**Stated task**
Pull out each line of the data that includes the word "ABASTECIMIENTO".

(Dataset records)

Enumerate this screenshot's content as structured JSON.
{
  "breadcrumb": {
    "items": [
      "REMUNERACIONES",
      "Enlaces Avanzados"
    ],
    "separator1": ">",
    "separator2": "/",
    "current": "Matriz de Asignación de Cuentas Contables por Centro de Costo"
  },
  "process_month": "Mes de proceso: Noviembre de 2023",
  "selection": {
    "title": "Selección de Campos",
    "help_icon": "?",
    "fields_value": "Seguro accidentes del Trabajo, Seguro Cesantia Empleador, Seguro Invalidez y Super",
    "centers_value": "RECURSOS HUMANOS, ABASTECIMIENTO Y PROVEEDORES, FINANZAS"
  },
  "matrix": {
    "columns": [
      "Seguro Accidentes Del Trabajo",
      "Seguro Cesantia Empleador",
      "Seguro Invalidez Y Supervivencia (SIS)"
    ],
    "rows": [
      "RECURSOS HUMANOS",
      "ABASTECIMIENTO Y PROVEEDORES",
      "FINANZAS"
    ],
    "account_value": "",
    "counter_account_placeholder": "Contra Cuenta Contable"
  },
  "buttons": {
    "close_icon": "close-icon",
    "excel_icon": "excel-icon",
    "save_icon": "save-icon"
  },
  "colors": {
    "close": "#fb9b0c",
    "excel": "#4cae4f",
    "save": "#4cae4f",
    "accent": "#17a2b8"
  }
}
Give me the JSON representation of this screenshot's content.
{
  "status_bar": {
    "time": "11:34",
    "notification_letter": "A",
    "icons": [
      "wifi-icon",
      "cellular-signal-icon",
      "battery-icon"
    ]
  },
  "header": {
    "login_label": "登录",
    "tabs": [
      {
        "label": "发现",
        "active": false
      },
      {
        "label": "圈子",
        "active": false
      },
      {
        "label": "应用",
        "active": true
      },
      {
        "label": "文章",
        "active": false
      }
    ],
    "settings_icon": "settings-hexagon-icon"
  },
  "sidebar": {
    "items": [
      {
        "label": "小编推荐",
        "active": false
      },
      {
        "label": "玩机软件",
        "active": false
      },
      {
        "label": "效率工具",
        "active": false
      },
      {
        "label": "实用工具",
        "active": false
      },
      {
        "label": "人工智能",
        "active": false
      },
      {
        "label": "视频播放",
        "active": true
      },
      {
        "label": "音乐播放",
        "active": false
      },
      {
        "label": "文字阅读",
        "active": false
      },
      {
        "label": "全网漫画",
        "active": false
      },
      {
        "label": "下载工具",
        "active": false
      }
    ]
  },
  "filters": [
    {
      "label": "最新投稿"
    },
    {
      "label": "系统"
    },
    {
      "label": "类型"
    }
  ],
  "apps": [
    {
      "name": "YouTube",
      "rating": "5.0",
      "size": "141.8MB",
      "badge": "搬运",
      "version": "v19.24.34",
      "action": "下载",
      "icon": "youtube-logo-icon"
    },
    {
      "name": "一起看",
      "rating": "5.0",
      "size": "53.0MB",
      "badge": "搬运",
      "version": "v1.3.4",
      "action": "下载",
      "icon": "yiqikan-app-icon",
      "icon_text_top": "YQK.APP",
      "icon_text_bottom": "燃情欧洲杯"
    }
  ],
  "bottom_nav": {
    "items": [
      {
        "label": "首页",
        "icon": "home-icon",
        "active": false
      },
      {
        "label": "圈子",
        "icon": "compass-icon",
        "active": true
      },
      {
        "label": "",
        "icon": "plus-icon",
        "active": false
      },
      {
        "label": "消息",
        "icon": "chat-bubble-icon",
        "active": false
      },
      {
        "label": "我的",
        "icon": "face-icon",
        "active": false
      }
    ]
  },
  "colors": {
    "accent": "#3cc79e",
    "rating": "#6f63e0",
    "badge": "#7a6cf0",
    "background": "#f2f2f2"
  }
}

**The result**
    "centers_value": "RECURSOS HUMANOS, ABASTECIMIENTO Y PROVEEDORES, FINANZAS"
      "ABASTECIMIENTO Y PROVEEDORES",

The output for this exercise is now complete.